### Written task
Copy each line of the records that contains the word "screenshot".

### Stored items
══════

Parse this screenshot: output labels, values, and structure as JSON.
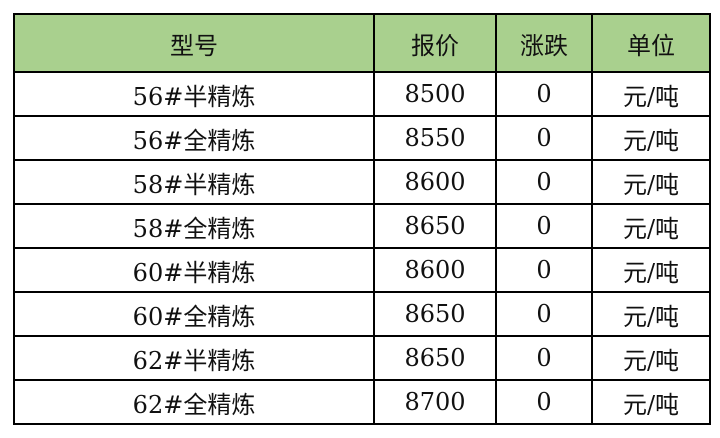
{
  "headers": [
    "型号",
    "报价",
    "涨跌",
    "单位"
  ],
  "header_color": "#a9d08e",
  "rows": [
    [
      "56#半精炼",
      "8500",
      "0",
      "元/吨"
    ],
    [
      "56#全精炼",
      "8550",
      "0",
      "元/吨"
    ],
    [
      "58#半精炼",
      "8600",
      "0",
      "元/吨"
    ],
    [
      "58#全精炼",
      "8650",
      "0",
      "元/吨"
    ],
    [
      "60#半精炼",
      "8600",
      "0",
      "元/吨"
    ],
    [
      "60#全精炼",
      "8650",
      "0",
      "元/吨"
    ],
    [
      "62#半精炼",
      "8650",
      "0",
      "元/吨"
    ],
    [
      "62#全精炼",
      "8700",
      "0",
      "元/吨"
    ]
  ]
}
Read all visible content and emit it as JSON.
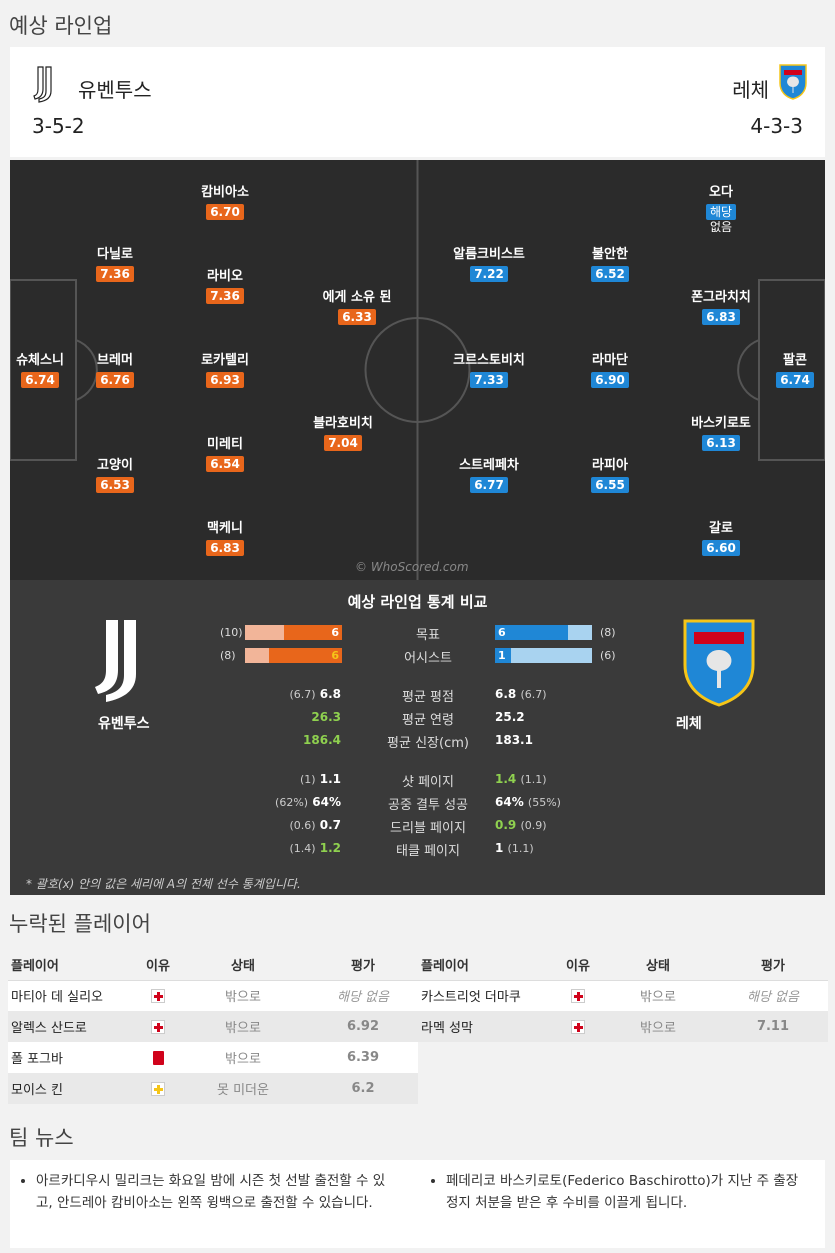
{
  "lineup": {
    "title": "예상 라인업",
    "home": {
      "name": "유벤투스",
      "formation": "3-5-2"
    },
    "away": {
      "name": "레체",
      "formation": "4-3-3"
    }
  },
  "pitch": {
    "home_players": [
      {
        "name": "슈체스니",
        "rating": "6.74"
      },
      {
        "name": "다닐로",
        "rating": "7.36"
      },
      {
        "name": "브레머",
        "rating": "6.76"
      },
      {
        "name": "고양이",
        "rating": "6.53"
      },
      {
        "name": "캄비아소",
        "rating": "6.70"
      },
      {
        "name": "라비오",
        "rating": "7.36"
      },
      {
        "name": "로카텔리",
        "rating": "6.93"
      },
      {
        "name": "미레티",
        "rating": "6.54"
      },
      {
        "name": "맥케니",
        "rating": "6.83"
      },
      {
        "name": "에게 소유 된",
        "rating": "6.33"
      },
      {
        "name": "블라호비치",
        "rating": "7.04"
      }
    ],
    "away_players": [
      {
        "name": "오다",
        "rating": "해당",
        "rating_extra": "없음"
      },
      {
        "name": "알름크비스트",
        "rating": "7.22"
      },
      {
        "name": "불안한",
        "rating": "6.52"
      },
      {
        "name": "폰그라치치",
        "rating": "6.83"
      },
      {
        "name": "크르스토비치",
        "rating": "7.33"
      },
      {
        "name": "라마단",
        "rating": "6.90"
      },
      {
        "name": "팔콘",
        "rating": "6.74"
      },
      {
        "name": "바스키로토",
        "rating": "6.13"
      },
      {
        "name": "스트레페차",
        "rating": "6.77"
      },
      {
        "name": "라피아",
        "rating": "6.55"
      },
      {
        "name": "갈로",
        "rating": "6.60"
      }
    ],
    "watermark": "© WhoScored.com"
  },
  "stats": {
    "title": "예상 라인업 통계 비교",
    "home_name": "유벤투스",
    "away_name": "레체",
    "goals": {
      "label": "목표",
      "home": "6",
      "home_total": "(10)",
      "away": "6",
      "away_total": "(8)",
      "home_frac": 0.6,
      "away_frac": 0.75
    },
    "assists": {
      "label": "어시스트",
      "home": "6",
      "home_total": "(8)",
      "away": "1",
      "away_total": "(6)",
      "home_frac": 0.75,
      "away_frac": 0.17
    },
    "rows1": [
      {
        "label": "평균 평점",
        "home": "6.8",
        "home_sub": "(6.7)",
        "away": "6.8",
        "away_sub": "(6.7)",
        "home_green": false,
        "away_green": false
      },
      {
        "label": "평균 연령",
        "home": "26.3",
        "home_sub": "",
        "away": "25.2",
        "away_sub": "",
        "home_green": true,
        "away_green": false
      },
      {
        "label": "평균 신장(cm)",
        "home": "186.4",
        "home_sub": "",
        "away": "183.1",
        "away_sub": "",
        "home_green": true,
        "away_green": false
      }
    ],
    "rows2": [
      {
        "label": "샷 페이지",
        "home": "1.1",
        "home_sub": "(1)",
        "away": "1.4",
        "away_sub": "(1.1)",
        "home_green": false,
        "away_green": true
      },
      {
        "label": "공중 결투 성공",
        "home": "64%",
        "home_sub": "(62%)",
        "away": "64%",
        "away_sub": "(55%)",
        "home_green": false,
        "away_green": false
      },
      {
        "label": "드리블 페이지",
        "home": "0.7",
        "home_sub": "(0.6)",
        "away": "0.9",
        "away_sub": "(0.9)",
        "home_green": false,
        "away_green": true
      },
      {
        "label": "태클 페이지",
        "home": "1.2",
        "home_sub": "(1.4)",
        "away": "1",
        "away_sub": "(1.1)",
        "home_green": true,
        "away_green": false
      }
    ],
    "footnote": "* 괄호(x) 안의 값은 세리에 A의 전체 선수 통계입니다."
  },
  "missing": {
    "title": "누락된 플레이어",
    "headers": {
      "player": "플레이어",
      "reason": "이유",
      "status": "상태",
      "rating": "평가"
    },
    "home": [
      {
        "player": "마티아 데 실리오",
        "reason": "injury",
        "status": "밖으로",
        "rating": "해당 없음"
      },
      {
        "player": "알렉스 산드로",
        "reason": "injury",
        "status": "밖으로",
        "rating": "6.92"
      },
      {
        "player": "폴 포그바",
        "reason": "red-card",
        "status": "밖으로",
        "rating": "6.39"
      },
      {
        "player": "모이스 킨",
        "reason": "doubtful",
        "status": "못 미더운",
        "rating": "6.2"
      }
    ],
    "away": [
      {
        "player": "카스트리엇 더마쿠",
        "reason": "injury",
        "status": "밖으로",
        "rating": "해당 없음"
      },
      {
        "player": "라멕 성막",
        "reason": "injury",
        "status": "밖으로",
        "rating": "7.11"
      }
    ]
  },
  "news": {
    "title": "팀 뉴스",
    "home": "아르카디우시 밀리크는 화요일 밤에 시즌 첫 선발 출전할 수 있고, 안드레아 캄비아소는 왼쪽 윙백으로 출전할 수 있습니다.",
    "away": "페데리코 바스키로토(Federico Baschirotto)가 지난 주 출장 정지 처분을 받은 후 수비를 이끌게 됩니다."
  },
  "colors": {
    "home": "#e8661b",
    "away": "#1f87d6",
    "pitch": "#2b2b2b"
  }
}
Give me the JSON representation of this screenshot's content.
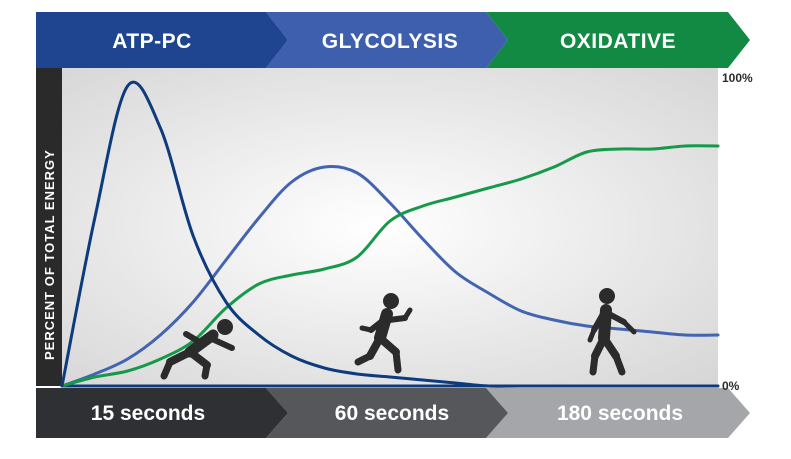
{
  "header": {
    "phases": [
      {
        "label": "ATP-PC",
        "color": "#1f4590"
      },
      {
        "label": "GLYCOLYSIS",
        "color": "#3d5fae"
      },
      {
        "label": "OXIDATIVE",
        "color": "#138a43"
      }
    ]
  },
  "footer": {
    "durations": [
      {
        "label": "15 seconds",
        "color": "#2f3033"
      },
      {
        "label": "60 seconds",
        "color": "#55575a"
      },
      {
        "label": "180 seconds",
        "color": "#a4a6a9"
      }
    ]
  },
  "chart_data": {
    "type": "line",
    "title": "",
    "ylabel": "PERCENT OF TOTAL ENERGY",
    "xlabel": "",
    "ylim": [
      0,
      100
    ],
    "y_ticks": [
      "100%",
      "0%"
    ],
    "x_phases": [
      "15 seconds",
      "60 seconds",
      "180 seconds"
    ],
    "x": [
      0,
      5,
      10,
      15,
      20,
      25,
      30,
      35,
      40,
      45,
      50,
      55,
      60,
      65,
      70,
      75,
      80,
      85,
      90,
      95,
      100
    ],
    "series": [
      {
        "id": "atp-pc",
        "color": "#0e3b7d",
        "values": [
          0,
          56,
          100,
          86,
          50,
          28,
          17,
          10,
          6,
          4,
          3,
          2,
          1,
          0,
          0,
          0,
          0,
          0,
          0,
          0,
          0
        ]
      },
      {
        "id": "glycolysis",
        "color": "#4364b0",
        "values": [
          0,
          4,
          9,
          17,
          28,
          42,
          56,
          68,
          73,
          71,
          61,
          49,
          38,
          31,
          25,
          22,
          20,
          19,
          18,
          17,
          17
        ]
      },
      {
        "id": "oxidative",
        "color": "#169a4a",
        "values": [
          0,
          3,
          5,
          9,
          15,
          26,
          34,
          37,
          39,
          43,
          55,
          60,
          63,
          66,
          69,
          73,
          78,
          79,
          79,
          80,
          80
        ]
      }
    ],
    "grid": false,
    "legend": "none",
    "figures": [
      "sprinter-icon",
      "runner-icon",
      "walker-icon"
    ]
  }
}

══════

### Result
Parse this screenshot: output labels, values, and structure as JSON.
Give me the JSON representation of this screenshot's content.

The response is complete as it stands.